### [TASK DATA]

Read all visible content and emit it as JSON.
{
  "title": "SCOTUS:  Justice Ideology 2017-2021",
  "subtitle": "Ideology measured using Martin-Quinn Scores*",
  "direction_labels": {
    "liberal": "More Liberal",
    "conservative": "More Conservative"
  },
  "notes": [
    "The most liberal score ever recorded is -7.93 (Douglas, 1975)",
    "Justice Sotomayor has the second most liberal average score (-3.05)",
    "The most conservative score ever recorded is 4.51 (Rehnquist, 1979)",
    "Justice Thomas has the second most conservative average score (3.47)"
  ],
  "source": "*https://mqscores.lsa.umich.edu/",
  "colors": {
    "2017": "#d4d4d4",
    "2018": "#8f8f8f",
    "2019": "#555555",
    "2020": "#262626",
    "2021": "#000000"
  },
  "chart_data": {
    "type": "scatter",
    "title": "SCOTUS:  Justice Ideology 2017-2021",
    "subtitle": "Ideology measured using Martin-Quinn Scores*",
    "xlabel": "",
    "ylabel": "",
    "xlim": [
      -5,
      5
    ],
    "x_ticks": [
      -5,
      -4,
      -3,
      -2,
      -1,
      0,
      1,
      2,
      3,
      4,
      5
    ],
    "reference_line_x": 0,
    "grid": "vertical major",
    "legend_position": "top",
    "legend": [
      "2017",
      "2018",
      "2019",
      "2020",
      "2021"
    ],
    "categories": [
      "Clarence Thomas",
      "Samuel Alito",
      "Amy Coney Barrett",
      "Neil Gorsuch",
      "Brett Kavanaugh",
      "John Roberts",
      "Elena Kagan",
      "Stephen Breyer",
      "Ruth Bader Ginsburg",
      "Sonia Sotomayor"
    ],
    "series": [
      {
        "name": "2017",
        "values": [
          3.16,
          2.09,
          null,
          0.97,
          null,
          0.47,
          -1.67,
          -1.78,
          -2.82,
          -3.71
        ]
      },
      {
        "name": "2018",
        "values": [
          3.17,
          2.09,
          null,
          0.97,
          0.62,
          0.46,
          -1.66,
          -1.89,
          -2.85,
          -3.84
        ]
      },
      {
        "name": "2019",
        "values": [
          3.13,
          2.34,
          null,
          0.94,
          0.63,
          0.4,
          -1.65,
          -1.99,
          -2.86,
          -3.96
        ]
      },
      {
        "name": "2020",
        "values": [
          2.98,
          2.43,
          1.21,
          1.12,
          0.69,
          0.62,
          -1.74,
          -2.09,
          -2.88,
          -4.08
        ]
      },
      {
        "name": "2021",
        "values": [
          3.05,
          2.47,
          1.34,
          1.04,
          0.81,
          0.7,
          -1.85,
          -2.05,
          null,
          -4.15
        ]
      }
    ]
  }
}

### [TASK DETAILS]
Extract each line from the listing above, please, and repeat it exactly.

### [THE ANSWER]
Read all visible content and emit it as JSON.
{
  "title": "SCOTUS:  Justice Ideology 2017-2021",
  "subtitle": "Ideology measured using Martin-Quinn Scores*",
  "direction_labels": {
    "liberal": "More Liberal",
    "conservative": "More Conservative"
  },
  "notes": [
    "The most liberal score ever recorded is -7.93 (Douglas, 1975)",
    "Justice Sotomayor has the second most liberal average score (-3.05)",
    "The most conservative score ever recorded is 4.51 (Rehnquist, 1979)",
    "Justice Thomas has the second most conservative average score (3.47)"
  ],
  "source": "*https://mqscores.lsa.umich.edu/",
  "colors": {
    "2017": "#d4d4d4",
    "2018": "#8f8f8f",
    "2019": "#555555",
    "2020": "#262626",
    "2021": "#000000"
  },
  "chart_data": {
    "type": "scatter",
    "title": "SCOTUS:  Justice Ideology 2017-2021",
    "subtitle": "Ideology measured using Martin-Quinn Scores*",
    "xlabel": "",
    "ylabel": "",
    "xlim": [
      -5,
      5
    ],
    "x_ticks": [
      -5,
      -4,
      -3,
      -2,
      -1,
      0,
      1,
      2,
      3,
      4,
      5
    ],
    "reference_line_x": 0,
    "grid": "vertical major",
    "legend_position": "top",
    "legend": [
      "2017",
      "2018",
      "2019",
      "2020",
      "2021"
    ],
    "categories": [
      "Clarence Thomas",
      "Samuel Alito",
      "Amy Coney Barrett",
      "Neil Gorsuch",
      "Brett Kavanaugh",
      "John Roberts",
      "Elena Kagan",
      "Stephen Breyer",
      "Ruth Bader Ginsburg",
      "Sonia Sotomayor"
    ],
    "series": [
      {
        "name": "2017",
        "values": [
          3.16,
          2.09,
          null,
          0.97,
          null,
          0.47,
          -1.67,
          -1.78,
          -2.82,
          -3.71
        ]
      },
      {
        "name": "2018",
        "values": [
          3.17,
          2.09,
          null,
          0.97,
          0.62,
          0.46,
          -1.66,
          -1.89,
          -2.85,
          -3.84
        ]
      },
      {
        "name": "2019",
        "values": [
          3.13,
          2.34,
          null,
          0.94,
          0.63,
          0.4,
          -1.65,
          -1.99,
          -2.86,
          -3.96
        ]
      },
      {
        "name": "2020",
        "values": [
          2.98,
          2.43,
          1.21,
          1.12,
          0.69,
          0.62,
          -1.74,
          -2.09,
          -2.88,
          -4.08
        ]
      },
      {
        "name": "2021",
        "values": [
          3.05,
          2.47,
          1.34,
          1.04,
          0.81,
          0.7,
          -1.85,
          -2.05,
          null,
          -4.15
        ]
      }
    ]
  }
}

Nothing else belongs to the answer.